* Instruction:
From the listing below, extract each line containing the string "mnemonic".

Collected data:
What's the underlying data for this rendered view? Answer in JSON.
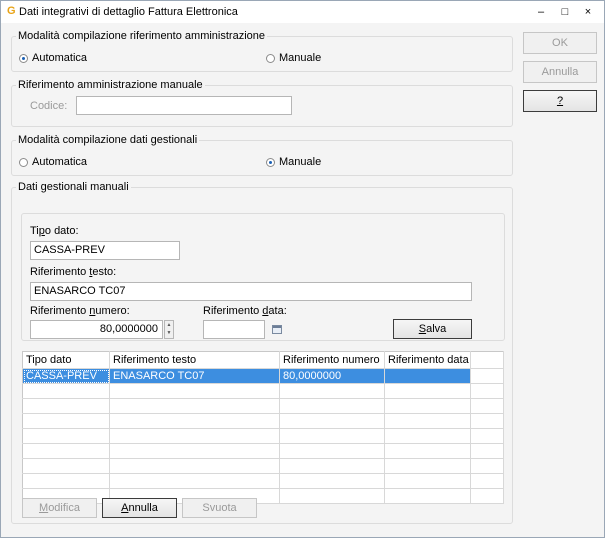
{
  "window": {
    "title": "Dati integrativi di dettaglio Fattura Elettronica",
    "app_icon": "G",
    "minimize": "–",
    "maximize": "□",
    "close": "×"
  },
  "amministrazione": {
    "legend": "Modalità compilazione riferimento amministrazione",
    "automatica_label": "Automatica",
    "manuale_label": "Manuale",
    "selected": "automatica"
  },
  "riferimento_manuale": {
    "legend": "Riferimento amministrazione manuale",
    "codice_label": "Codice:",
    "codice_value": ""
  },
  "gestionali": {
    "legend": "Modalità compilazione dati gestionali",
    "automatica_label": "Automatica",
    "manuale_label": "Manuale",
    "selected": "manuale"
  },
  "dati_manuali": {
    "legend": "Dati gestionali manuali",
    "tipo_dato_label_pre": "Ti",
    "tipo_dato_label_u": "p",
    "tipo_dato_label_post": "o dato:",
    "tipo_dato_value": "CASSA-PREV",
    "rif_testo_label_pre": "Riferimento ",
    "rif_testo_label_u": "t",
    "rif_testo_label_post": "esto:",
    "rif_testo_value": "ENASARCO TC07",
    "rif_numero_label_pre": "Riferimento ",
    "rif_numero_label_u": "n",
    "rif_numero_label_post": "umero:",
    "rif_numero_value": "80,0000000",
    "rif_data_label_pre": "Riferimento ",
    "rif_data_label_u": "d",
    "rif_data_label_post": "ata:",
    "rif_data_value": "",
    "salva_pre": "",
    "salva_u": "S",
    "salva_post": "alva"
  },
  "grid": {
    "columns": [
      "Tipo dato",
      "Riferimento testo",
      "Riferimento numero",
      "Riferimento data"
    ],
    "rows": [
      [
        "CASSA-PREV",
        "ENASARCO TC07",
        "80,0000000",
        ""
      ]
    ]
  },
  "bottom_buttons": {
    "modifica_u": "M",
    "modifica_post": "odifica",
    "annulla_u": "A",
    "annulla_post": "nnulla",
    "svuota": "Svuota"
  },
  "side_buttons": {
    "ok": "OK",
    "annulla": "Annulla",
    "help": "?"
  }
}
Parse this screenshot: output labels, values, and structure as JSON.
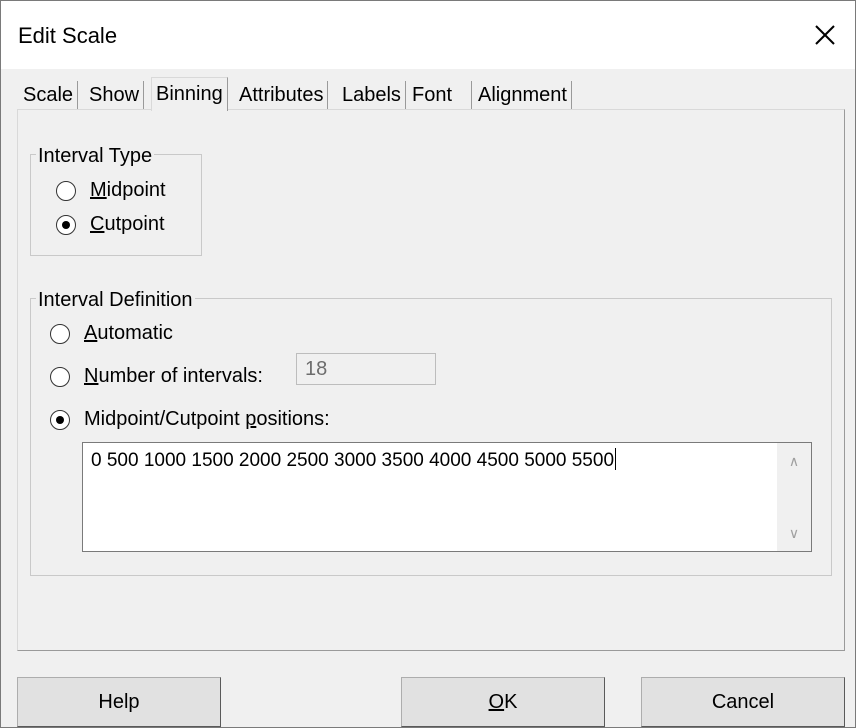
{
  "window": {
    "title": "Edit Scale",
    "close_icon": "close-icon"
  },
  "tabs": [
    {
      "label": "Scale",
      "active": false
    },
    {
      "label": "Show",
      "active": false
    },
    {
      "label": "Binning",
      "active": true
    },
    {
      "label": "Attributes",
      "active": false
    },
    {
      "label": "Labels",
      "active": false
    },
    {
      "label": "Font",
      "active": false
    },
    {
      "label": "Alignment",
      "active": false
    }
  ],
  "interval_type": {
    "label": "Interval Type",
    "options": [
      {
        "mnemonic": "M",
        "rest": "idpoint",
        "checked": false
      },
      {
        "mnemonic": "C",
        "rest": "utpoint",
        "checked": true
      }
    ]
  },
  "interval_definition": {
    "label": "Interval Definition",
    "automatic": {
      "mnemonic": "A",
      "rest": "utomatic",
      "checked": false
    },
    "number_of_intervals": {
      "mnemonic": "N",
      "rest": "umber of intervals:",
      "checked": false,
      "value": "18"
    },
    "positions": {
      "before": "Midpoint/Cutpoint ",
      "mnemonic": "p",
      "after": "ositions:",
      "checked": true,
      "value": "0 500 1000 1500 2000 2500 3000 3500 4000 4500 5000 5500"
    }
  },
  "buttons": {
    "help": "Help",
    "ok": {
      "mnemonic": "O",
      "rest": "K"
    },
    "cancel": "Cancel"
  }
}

...

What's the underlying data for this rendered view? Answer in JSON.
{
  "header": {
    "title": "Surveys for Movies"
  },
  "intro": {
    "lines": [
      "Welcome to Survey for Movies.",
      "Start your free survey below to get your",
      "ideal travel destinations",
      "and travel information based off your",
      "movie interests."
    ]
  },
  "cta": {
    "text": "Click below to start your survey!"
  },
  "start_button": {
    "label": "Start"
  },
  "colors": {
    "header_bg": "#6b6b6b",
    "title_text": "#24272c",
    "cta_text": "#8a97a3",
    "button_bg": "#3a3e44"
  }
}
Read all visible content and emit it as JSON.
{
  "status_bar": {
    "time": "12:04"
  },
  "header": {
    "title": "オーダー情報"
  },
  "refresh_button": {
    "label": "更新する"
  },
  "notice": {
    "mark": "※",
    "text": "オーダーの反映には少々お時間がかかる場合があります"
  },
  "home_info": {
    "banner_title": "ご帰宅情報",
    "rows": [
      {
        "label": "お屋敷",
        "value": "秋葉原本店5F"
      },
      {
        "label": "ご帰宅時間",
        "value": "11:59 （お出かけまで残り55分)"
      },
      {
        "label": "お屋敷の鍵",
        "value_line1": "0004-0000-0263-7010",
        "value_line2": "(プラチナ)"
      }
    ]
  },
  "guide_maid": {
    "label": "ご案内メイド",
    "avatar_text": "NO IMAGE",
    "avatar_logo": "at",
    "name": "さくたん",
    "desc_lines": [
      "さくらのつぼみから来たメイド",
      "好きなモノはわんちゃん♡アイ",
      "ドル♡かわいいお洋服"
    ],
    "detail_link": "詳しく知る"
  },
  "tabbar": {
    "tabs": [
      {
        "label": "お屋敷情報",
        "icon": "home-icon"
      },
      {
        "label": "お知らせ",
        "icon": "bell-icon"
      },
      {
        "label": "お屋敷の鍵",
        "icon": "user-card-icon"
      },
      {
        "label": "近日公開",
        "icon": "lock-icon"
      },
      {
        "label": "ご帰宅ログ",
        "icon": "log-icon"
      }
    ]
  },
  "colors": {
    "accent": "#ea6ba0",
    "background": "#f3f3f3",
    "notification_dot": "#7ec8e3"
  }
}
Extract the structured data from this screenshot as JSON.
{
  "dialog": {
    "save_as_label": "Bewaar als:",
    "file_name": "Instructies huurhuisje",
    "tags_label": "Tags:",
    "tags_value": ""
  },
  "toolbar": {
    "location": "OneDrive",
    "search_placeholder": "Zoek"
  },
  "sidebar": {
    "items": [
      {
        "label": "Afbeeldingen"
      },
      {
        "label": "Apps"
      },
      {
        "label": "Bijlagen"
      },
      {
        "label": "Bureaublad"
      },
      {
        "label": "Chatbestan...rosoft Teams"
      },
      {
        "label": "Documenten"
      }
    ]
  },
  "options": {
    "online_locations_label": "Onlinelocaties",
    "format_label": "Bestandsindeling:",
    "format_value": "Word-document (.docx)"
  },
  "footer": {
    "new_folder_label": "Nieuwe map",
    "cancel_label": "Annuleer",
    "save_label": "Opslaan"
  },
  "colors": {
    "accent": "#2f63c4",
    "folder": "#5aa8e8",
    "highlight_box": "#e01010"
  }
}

* Exercise response:
        "mnemonic": "M",
        "mnemonic": "C",
      "mnemonic": "A",
      "mnemonic": "N",
      "mnemonic": "p",
      "mnemonic": "O",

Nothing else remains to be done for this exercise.